== Directions for this task ==
Transcribe the listing that follows in full, omitting pictures.

== Dataset content ==
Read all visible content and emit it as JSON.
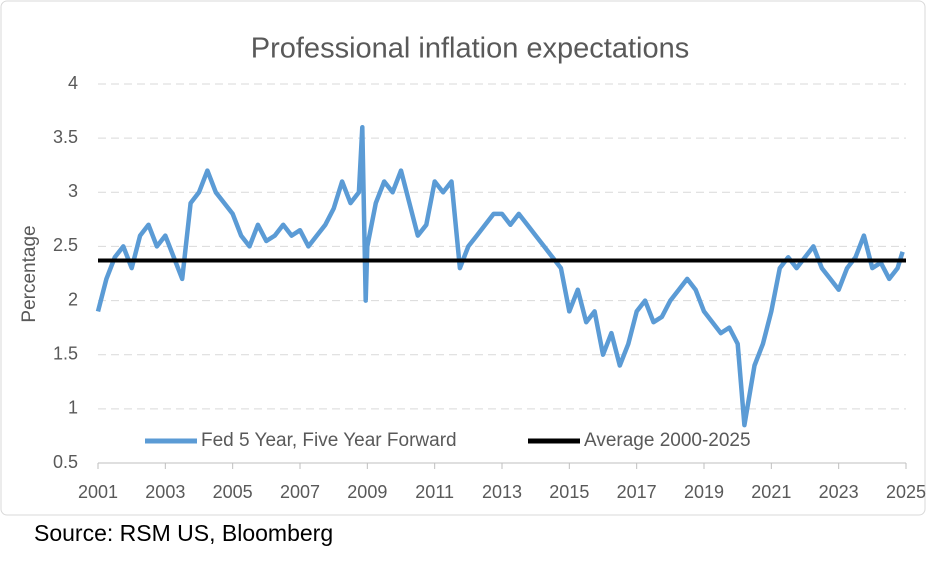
{
  "chart_data": {
    "type": "line",
    "title": "Professional inflation expectations",
    "y_label": "Percentage",
    "source": "Source: RSM US, Bloomberg",
    "xlim": [
      2001,
      2025
    ],
    "xticks": [
      2001,
      2003,
      2005,
      2007,
      2009,
      2011,
      2013,
      2015,
      2017,
      2019,
      2021,
      2023,
      2025
    ],
    "ylim": [
      0.5,
      4
    ],
    "yticks": [
      0.5,
      1,
      1.5,
      2,
      2.5,
      3,
      3.5,
      4
    ],
    "grid": true,
    "legend": "bottom",
    "series": [
      {
        "name": "Fed 5 Year, Five Year Forward",
        "color": "#5b9bd5",
        "x": [
          2001,
          2001.25,
          2001.5,
          2001.75,
          2002,
          2002.25,
          2002.5,
          2002.75,
          2003,
          2003.25,
          2003.5,
          2003.75,
          2004,
          2004.25,
          2004.5,
          2004.75,
          2005,
          2005.25,
          2005.5,
          2005.75,
          2006,
          2006.25,
          2006.5,
          2006.75,
          2007,
          2007.25,
          2007.5,
          2007.75,
          2008,
          2008.25,
          2008.5,
          2008.75,
          2008.85,
          2008.95,
          2009,
          2009.25,
          2009.5,
          2009.75,
          2010,
          2010.25,
          2010.5,
          2010.75,
          2011,
          2011.25,
          2011.5,
          2011.75,
          2012,
          2012.25,
          2012.5,
          2012.75,
          2013,
          2013.25,
          2013.5,
          2013.75,
          2014,
          2014.25,
          2014.5,
          2014.75,
          2015,
          2015.25,
          2015.5,
          2015.75,
          2016,
          2016.25,
          2016.5,
          2016.75,
          2017,
          2017.25,
          2017.5,
          2017.75,
          2018,
          2018.25,
          2018.5,
          2018.75,
          2019,
          2019.25,
          2019.5,
          2019.75,
          2020,
          2020.2,
          2020.5,
          2020.75,
          2021,
          2021.25,
          2021.5,
          2021.75,
          2022,
          2022.25,
          2022.5,
          2022.75,
          2023,
          2023.25,
          2023.5,
          2023.75,
          2024,
          2024.25,
          2024.5,
          2024.75,
          2024.9
        ],
        "values": [
          1.9,
          2.2,
          2.4,
          2.5,
          2.3,
          2.6,
          2.7,
          2.5,
          2.6,
          2.4,
          2.2,
          2.9,
          3.0,
          3.2,
          3.0,
          2.9,
          2.8,
          2.6,
          2.5,
          2.7,
          2.55,
          2.6,
          2.7,
          2.6,
          2.65,
          2.5,
          2.6,
          2.7,
          2.85,
          3.1,
          2.9,
          3.0,
          3.6,
          2.0,
          2.5,
          2.9,
          3.1,
          3.0,
          3.2,
          2.9,
          2.6,
          2.7,
          3.1,
          3.0,
          3.1,
          2.3,
          2.5,
          2.6,
          2.7,
          2.8,
          2.8,
          2.7,
          2.8,
          2.7,
          2.6,
          2.5,
          2.4,
          2.3,
          1.9,
          2.1,
          1.8,
          1.9,
          1.5,
          1.7,
          1.4,
          1.6,
          1.9,
          2.0,
          1.8,
          1.85,
          2.0,
          2.1,
          2.2,
          2.1,
          1.9,
          1.8,
          1.7,
          1.75,
          1.6,
          0.85,
          1.4,
          1.6,
          1.9,
          2.3,
          2.4,
          2.3,
          2.4,
          2.5,
          2.3,
          2.2,
          2.1,
          2.3,
          2.4,
          2.6,
          2.3,
          2.35,
          2.2,
          2.3,
          2.45
        ]
      },
      {
        "name": "Average 2000-2025",
        "color": "#000000",
        "x": [
          2001,
          2025
        ],
        "values": [
          2.37,
          2.37
        ]
      }
    ]
  }
}
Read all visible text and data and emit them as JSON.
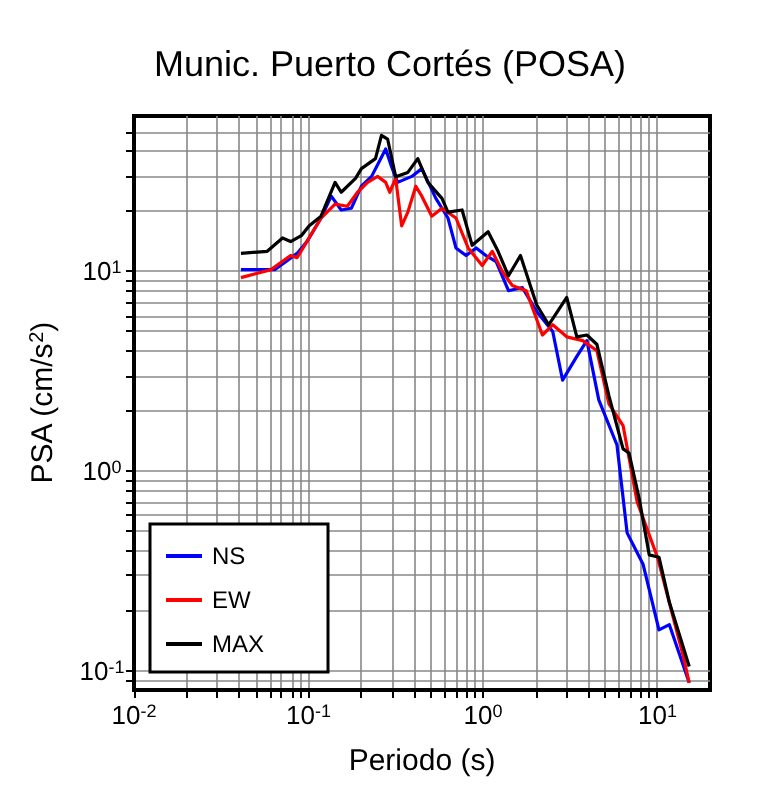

== Exercise answer ==
Read all visible content and emit it as JSON.
{
  "chart_data": {
    "type": "line",
    "title": "Professional inflation expectations",
    "y_label": "Percentage",
    "source": "Source: RSM US, Bloomberg",
    "xlim": [
      2001,
      2025
    ],
    "xticks": [
      2001,
      2003,
      2005,
      2007,
      2009,
      2011,
      2013,
      2015,
      2017,
      2019,
      2021,
      2023,
      2025
    ],
    "ylim": [
      0.5,
      4
    ],
    "yticks": [
      0.5,
      1,
      1.5,
      2,
      2.5,
      3,
      3.5,
      4
    ],
    "grid": true,
    "legend": "bottom",
    "series": [
      {
        "name": "Fed 5 Year, Five Year Forward",
        "color": "#5b9bd5",
        "x": [
          2001,
          2001.25,
          2001.5,
          2001.75,
          2002,
          2002.25,
          2002.5,
          2002.75,
          2003,
          2003.25,
          2003.5,
          2003.75,
          2004,
          2004.25,
          2004.5,
          2004.75,
          2005,
          2005.25,
          2005.5,
          2005.75,
          2006,
          2006.25,
          2006.5,
          2006.75,
          2007,
          2007.25,
          2007.5,
          2007.75,
          2008,
          2008.25,
          2008.5,
          2008.75,
          2008.85,
          2008.95,
          2009,
          2009.25,
          2009.5,
          2009.75,
          2010,
          2010.25,
          2010.5,
          2010.75,
          2011,
          2011.25,
          2011.5,
          2011.75,
          2012,
          2012.25,
          2012.5,
          2012.75,
          2013,
          2013.25,
          2013.5,
          2013.75,
          2014,
          2014.25,
          2014.5,
          2014.75,
          2015,
          2015.25,
          2015.5,
          2015.75,
          2016,
          2016.25,
          2016.5,
          2016.75,
          2017,
          2017.25,
          2017.5,
          2017.75,
          2018,
          2018.25,
          2018.5,
          2018.75,
          2019,
          2019.25,
          2019.5,
          2019.75,
          2020,
          2020.2,
          2020.5,
          2020.75,
          2021,
          2021.25,
          2021.5,
          2021.75,
          2022,
          2022.25,
          2022.5,
          2022.75,
          2023,
          2023.25,
          2023.5,
          2023.75,
          2024,
          2024.25,
          2024.5,
          2024.75,
          2024.9
        ],
        "values": [
          1.9,
          2.2,
          2.4,
          2.5,
          2.3,
          2.6,
          2.7,
          2.5,
          2.6,
          2.4,
          2.2,
          2.9,
          3.0,
          3.2,
          3.0,
          2.9,
          2.8,
          2.6,
          2.5,
          2.7,
          2.55,
          2.6,
          2.7,
          2.6,
          2.65,
          2.5,
          2.6,
          2.7,
          2.85,
          3.1,
          2.9,
          3.0,
          3.6,
          2.0,
          2.5,
          2.9,
          3.1,
          3.0,
          3.2,
          2.9,
          2.6,
          2.7,
          3.1,
          3.0,
          3.1,
          2.3,
          2.5,
          2.6,
          2.7,
          2.8,
          2.8,
          2.7,
          2.8,
          2.7,
          2.6,
          2.5,
          2.4,
          2.3,
          1.9,
          2.1,
          1.8,
          1.9,
          1.5,
          1.7,
          1.4,
          1.6,
          1.9,
          2.0,
          1.8,
          1.85,
          2.0,
          2.1,
          2.2,
          2.1,
          1.9,
          1.8,
          1.7,
          1.75,
          1.6,
          0.85,
          1.4,
          1.6,
          1.9,
          2.3,
          2.4,
          2.3,
          2.4,
          2.5,
          2.3,
          2.2,
          2.1,
          2.3,
          2.4,
          2.6,
          2.3,
          2.35,
          2.2,
          2.3,
          2.45
        ]
      },
      {
        "name": "Average 2000-2025",
        "color": "#000000",
        "x": [
          2001,
          2025
        ],
        "values": [
          2.37,
          2.37
        ]
      }
    ]
  }
}
Read all visible text and data and emit them as JSON.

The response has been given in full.